▶ **REQUIREMENT**
Only a number is expected: how many lines in the data below contain the word "materijala".

--- START RECORD LIST ---

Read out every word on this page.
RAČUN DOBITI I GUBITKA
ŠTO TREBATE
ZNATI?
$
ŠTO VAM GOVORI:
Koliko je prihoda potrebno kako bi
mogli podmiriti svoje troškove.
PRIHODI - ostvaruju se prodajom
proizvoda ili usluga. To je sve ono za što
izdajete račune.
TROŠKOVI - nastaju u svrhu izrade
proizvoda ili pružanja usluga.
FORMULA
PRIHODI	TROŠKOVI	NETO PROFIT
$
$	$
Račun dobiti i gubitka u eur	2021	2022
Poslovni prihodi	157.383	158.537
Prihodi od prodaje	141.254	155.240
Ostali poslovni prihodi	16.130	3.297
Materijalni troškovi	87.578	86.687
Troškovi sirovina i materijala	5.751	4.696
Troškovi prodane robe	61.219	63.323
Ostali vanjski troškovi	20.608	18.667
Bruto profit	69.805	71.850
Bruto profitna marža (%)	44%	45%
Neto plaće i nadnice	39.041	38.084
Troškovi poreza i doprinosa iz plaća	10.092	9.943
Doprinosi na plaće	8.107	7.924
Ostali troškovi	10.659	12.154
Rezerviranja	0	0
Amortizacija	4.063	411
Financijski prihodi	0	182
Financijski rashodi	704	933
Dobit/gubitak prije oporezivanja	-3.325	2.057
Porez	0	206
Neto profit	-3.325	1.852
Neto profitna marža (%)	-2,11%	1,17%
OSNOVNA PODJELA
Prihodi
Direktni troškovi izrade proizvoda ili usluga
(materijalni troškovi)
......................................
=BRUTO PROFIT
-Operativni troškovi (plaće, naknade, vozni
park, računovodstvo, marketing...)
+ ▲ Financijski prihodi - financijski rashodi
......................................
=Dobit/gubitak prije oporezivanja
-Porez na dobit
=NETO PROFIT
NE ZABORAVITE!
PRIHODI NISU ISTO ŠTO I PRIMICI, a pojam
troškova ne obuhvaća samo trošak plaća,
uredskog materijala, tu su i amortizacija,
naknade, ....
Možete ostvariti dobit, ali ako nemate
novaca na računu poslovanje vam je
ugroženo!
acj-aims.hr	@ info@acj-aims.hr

--- END RECORD LIST ---

▶ **RESPONSE BELOW**
2